--- WHAT THE TASK ASKS ---
Take the entries below and print all of them exactly, please.

--- DATA SUPPLIED ---
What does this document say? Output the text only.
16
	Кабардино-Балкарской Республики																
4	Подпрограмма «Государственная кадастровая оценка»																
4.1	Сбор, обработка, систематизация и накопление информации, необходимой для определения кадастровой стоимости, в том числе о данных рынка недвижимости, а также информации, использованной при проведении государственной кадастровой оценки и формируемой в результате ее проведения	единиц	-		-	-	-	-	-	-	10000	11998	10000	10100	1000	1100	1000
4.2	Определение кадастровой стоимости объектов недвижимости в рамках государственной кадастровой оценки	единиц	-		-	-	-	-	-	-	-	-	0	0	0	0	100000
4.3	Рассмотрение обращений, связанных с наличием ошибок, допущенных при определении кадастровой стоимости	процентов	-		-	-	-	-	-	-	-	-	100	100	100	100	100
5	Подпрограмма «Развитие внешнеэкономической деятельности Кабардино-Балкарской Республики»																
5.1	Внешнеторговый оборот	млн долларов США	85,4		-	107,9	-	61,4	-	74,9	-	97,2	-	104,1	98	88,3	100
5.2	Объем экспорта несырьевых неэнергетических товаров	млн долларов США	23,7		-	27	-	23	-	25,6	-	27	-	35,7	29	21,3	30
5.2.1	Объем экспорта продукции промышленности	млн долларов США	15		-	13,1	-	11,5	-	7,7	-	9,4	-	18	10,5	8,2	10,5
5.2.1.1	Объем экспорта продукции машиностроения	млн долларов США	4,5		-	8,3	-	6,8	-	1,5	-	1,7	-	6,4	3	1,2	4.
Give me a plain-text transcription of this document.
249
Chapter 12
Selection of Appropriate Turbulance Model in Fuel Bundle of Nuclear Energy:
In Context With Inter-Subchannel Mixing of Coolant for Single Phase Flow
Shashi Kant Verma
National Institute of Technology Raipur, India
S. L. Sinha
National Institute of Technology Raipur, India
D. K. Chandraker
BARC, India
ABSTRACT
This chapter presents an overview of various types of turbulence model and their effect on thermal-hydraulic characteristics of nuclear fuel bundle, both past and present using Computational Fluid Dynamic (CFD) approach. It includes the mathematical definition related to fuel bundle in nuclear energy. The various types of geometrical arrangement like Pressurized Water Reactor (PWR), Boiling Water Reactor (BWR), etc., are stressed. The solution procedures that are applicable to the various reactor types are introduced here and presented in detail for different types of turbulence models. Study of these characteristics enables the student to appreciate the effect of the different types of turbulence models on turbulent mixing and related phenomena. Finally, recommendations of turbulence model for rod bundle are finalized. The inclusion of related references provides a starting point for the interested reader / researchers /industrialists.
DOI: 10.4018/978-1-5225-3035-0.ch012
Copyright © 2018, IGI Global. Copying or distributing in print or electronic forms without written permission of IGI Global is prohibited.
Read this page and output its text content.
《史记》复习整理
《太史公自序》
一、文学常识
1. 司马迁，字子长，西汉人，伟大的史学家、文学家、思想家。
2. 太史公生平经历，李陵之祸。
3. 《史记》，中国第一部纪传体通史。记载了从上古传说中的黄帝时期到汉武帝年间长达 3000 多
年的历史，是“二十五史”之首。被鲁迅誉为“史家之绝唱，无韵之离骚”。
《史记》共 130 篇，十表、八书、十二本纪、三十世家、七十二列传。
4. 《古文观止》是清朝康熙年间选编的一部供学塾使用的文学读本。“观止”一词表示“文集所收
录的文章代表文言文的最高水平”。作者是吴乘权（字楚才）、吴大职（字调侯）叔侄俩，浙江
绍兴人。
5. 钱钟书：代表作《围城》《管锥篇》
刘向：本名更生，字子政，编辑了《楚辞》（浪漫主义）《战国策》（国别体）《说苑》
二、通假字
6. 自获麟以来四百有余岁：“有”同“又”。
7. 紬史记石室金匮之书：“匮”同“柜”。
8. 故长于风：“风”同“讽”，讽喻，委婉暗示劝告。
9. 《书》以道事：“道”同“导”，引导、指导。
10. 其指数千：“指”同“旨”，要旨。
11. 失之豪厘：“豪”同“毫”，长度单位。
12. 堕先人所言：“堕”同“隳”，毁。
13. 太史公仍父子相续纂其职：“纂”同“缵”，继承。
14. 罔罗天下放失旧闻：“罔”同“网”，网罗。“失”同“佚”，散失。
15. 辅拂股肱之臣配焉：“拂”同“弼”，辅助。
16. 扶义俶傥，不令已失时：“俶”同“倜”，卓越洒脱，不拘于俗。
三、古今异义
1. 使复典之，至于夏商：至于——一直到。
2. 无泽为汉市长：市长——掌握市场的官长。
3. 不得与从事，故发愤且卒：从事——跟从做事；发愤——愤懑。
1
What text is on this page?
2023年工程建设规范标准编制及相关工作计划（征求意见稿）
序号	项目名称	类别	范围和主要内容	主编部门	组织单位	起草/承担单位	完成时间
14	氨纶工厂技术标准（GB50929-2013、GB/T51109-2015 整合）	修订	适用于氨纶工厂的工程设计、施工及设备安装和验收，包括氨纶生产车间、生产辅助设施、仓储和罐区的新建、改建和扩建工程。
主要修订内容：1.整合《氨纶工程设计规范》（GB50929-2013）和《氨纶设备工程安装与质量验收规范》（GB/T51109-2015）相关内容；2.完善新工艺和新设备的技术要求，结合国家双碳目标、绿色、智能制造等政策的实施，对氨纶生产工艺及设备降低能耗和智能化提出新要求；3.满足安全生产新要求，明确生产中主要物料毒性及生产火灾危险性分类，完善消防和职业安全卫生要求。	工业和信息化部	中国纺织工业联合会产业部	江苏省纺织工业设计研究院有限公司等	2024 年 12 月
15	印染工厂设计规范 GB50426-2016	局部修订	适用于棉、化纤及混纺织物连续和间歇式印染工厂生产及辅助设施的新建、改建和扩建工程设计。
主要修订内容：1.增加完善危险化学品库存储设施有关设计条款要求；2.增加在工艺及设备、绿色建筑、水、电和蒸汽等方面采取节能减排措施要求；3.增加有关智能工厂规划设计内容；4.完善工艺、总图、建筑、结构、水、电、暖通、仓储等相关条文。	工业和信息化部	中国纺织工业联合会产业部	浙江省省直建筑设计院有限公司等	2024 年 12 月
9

--- PROBLEM SOLUTION ---
What does this document say? Output the text only.
16
	Кабардино-Балкарской Республики																
4	Подпрограмма «Государственная кадастровая оценка»																
4.1	Сбор, обработка, систематизация и накопление информации, необходимой для определения кадастровой стоимости, в том числе о данных рынка недвижимости, а также информации, использованной при проведении государственной кадастровой оценки и формируемой в результате ее проведения	единиц	-		-	-	-	-	-	-	10000	11998	10000	10100	1000	1100	1000
4.2	Определение кадастровой стоимости объектов недвижимости в рамках государственной кадастровой оценки	единиц	-		-	-	-	-	-	-	-	-	0	0	0	0	100000
4.3	Рассмотрение обращений, связанных с наличием ошибок, допущенных при определении кадастровой стоимости	процентов	-		-	-	-	-	-	-	-	-	100	100	100	100	100
5	Подпрограмма «Развитие внешнеэкономической деятельности Кабардино-Балкарской Республики»																
5.1	Внешнеторговый оборот	млн долларов США	85,4		-	107,9	-	61,4	-	74,9	-	97,2	-	104,1	98	88,3	100
5.2	Объем экспорта несырьевых неэнергетических товаров	млн долларов США	23,7		-	27	-	23	-	25,6	-	27	-	35,7	29	21,3	30
5.2.1	Объем экспорта продукции промышленности	млн долларов США	15		-	13,1	-	11,5	-	7,7	-	9,4	-	18	10,5	8,2	10,5
5.2.1.1	Объем экспорта продукции машиностроения	млн долларов США	4,5		-	8,3	-	6,8	-	1,5	-	1,7	-	6,4	3	1,2	4.
Give me a plain-text transcription of this document.
249
Chapter 12
Selection of Appropriate Turbulance Model in Fuel Bundle of Nuclear Energy:
In Context With Inter-Subchannel Mixing of Coolant for Single Phase Flow
Shashi Kant Verma
National Institute of Technology Raipur, India
S. L. Sinha
National Institute of Technology Raipur, India
D. K. Chandraker
BARC, India
ABSTRACT
This chapter presents an overview of various types of turbulence model and their effect on thermal-hydraulic characteristics of nuclear fuel bundle, both past and present using Computational Fluid Dynamic (CFD) approach. It includes the mathematical definition related to fuel bundle in nuclear energy. The various types of geometrical arrangement like Pressurized Water Reactor (PWR), Boiling Water Reactor (BWR), etc., are stressed. The solution procedures that are applicable to the various reactor types are introduced here and presented in detail for different types of turbulence models. Study of these characteristics enables the student to appreciate the effect of the different types of turbulence models on turbulent mixing and related phenomena. Finally, recommendations of turbulence model for rod bundle are finalized. The inclusion of related references provides a starting point for the interested reader / researchers /industrialists.
DOI: 10.4018/978-1-5225-3035-0.ch012
Copyright © 2018, IGI Global. Copying or distributing in print or electronic forms without written permission of IGI Global is prohibited.
Read this page and output its text content.
《史记》复习整理
《太史公自序》
一、文学常识
1. 司马迁，字子长，西汉人，伟大的史学家、文学家、思想家。
2. 太史公生平经历，李陵之祸。
3. 《史记》，中国第一部纪传体通史。记载了从上古传说中的黄帝时期到汉武帝年间长达 3000 多
年的历史，是“二十五史”之首。被鲁迅誉为“史家之绝唱，无韵之离骚”。
《史记》共 130 篇，十表、八书、十二本纪、三十世家、七十二列传。
4. 《古文观止》是清朝康熙年间选编的一部供学塾使用的文学读本。“观止”一词表示“文集所收
录的文章代表文言文的最高水平”。作者是吴乘权（字楚才）、吴大职（字调侯）叔侄俩，浙江
绍兴人。
5. 钱钟书：代表作《围城》《管锥篇》
刘向：本名更生，字子政，编辑了《楚辞》（浪漫主义）《战国策》（国别体）《说苑》
二、通假字
6. 自获麟以来四百有余岁：“有”同“又”。
7. 紬史记石室金匮之书：“匮”同“柜”。
8. 故长于风：“风”同“讽”，讽喻，委婉暗示劝告。
9. 《书》以道事：“道”同“导”，引导、指导。
10. 其指数千：“指”同“旨”，要旨。
11. 失之豪厘：“豪”同“毫”，长度单位。
12. 堕先人所言：“堕”同“隳”，毁。
13. 太史公仍父子相续纂其职：“纂”同“缵”，继承。
14. 罔罗天下放失旧闻：“罔”同“网”，网罗。“失”同“佚”，散失。
15. 辅拂股肱之臣配焉：“拂”同“弼”，辅助。
16. 扶义俶傥，不令已失时：“俶”同“倜”，卓越洒脱，不拘于俗。
三、古今异义
1. 使复典之，至于夏商：至于——一直到。
2. 无泽为汉市长：市长——掌握市场的官长。
3. 不得与从事，故发愤且卒：从事——跟从做事；发愤——愤懑。
1
What text is on this page?
2023年工程建设规范标准编制及相关工作计划（征求意见稿）
序号	项目名称	类别	范围和主要内容	主编部门	组织单位	起草/承担单位	完成时间
14	氨纶工厂技术标准（GB50929-2013、GB/T51109-2015 整合）	修订	适用于氨纶工厂的工程设计、施工及设备安装和验收，包括氨纶生产车间、生产辅助设施、仓储和罐区的新建、改建和扩建工程。
主要修订内容：1.整合《氨纶工程设计规范》（GB50929-2013）和《氨纶设备工程安装与质量验收规范》（GB/T51109-2015）相关内容；2.完善新工艺和新设备的技术要求，结合国家双碳目标、绿色、智能制造等政策的实施，对氨纶生产工艺及设备降低能耗和智能化提出新要求；3.满足安全生产新要求，明确生产中主要物料毒性及生产火灾危险性分类，完善消防和职业安全卫生要求。	工业和信息化部	中国纺织工业联合会产业部	江苏省纺织工业设计研究院有限公司等	2024 年 12 月
15	印染工厂设计规范 GB50426-2016	局部修订	适用于棉、化纤及混纺织物连续和间歇式印染工厂生产及辅助设施的新建、改建和扩建工程设计。
主要修订内容：1.增加完善危险化学品库存储设施有关设计条款要求；2.增加在工艺及设备、绿色建筑、水、电和蒸汽等方面采取节能减排措施要求；3.增加有关智能工厂规划设计内容；4.完善工艺、总图、建筑、结构、水、电、暖通、仓储等相关条文。	工业和信息化部	中国纺织工业联合会产业部	浙江省省直建筑设计院有限公司等	2024 年 12 月
9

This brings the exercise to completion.